- [Exercise objective]
Here are some records. Copy each one exactly.

Items from a dataset
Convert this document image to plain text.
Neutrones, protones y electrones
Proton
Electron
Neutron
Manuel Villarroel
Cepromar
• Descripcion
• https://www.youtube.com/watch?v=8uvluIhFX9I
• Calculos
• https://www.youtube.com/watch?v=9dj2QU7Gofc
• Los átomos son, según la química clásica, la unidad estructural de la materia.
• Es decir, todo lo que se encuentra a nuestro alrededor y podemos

- [Written answer]
Convert this document image to plain text.
Neutrones, protones y electrones
Proton
Electron
Neutron
Manuel Villarroel
Cepromar
• Descripcion
• https://www.youtube.com/watch?v=8uvluIhFX9I
• Calculos
• https://www.youtube.com/watch?v=9dj2QU7Gofc
• Los átomos son, según la química clásica, la unidad estructural de la materia.
• Es decir, todo lo que se encuentra a nuestro alrededor y podemos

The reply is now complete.